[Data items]

· · · · · · ·

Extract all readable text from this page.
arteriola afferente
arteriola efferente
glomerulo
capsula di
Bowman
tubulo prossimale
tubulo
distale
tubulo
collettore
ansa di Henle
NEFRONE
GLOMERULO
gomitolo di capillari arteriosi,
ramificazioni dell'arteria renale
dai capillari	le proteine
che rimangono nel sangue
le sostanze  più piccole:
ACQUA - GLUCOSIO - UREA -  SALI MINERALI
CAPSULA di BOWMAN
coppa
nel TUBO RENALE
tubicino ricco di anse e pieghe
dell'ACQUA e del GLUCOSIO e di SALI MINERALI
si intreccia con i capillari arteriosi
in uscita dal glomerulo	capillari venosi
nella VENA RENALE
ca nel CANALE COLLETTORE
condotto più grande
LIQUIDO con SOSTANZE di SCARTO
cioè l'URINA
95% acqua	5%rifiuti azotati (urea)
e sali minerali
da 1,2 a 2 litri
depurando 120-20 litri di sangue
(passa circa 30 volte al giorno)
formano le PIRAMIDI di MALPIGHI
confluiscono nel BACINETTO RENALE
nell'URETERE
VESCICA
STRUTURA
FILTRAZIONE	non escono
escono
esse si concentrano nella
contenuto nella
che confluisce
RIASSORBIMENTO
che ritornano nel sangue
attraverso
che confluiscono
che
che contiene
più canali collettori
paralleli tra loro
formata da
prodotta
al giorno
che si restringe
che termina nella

· · · · · · ·

▶ [Instructions to follow]
Go line by line through the records above and copy each one containing "confluiscono".

▶ [Answer box]
confluiscono nel BACINETTO RENALE
che confluiscono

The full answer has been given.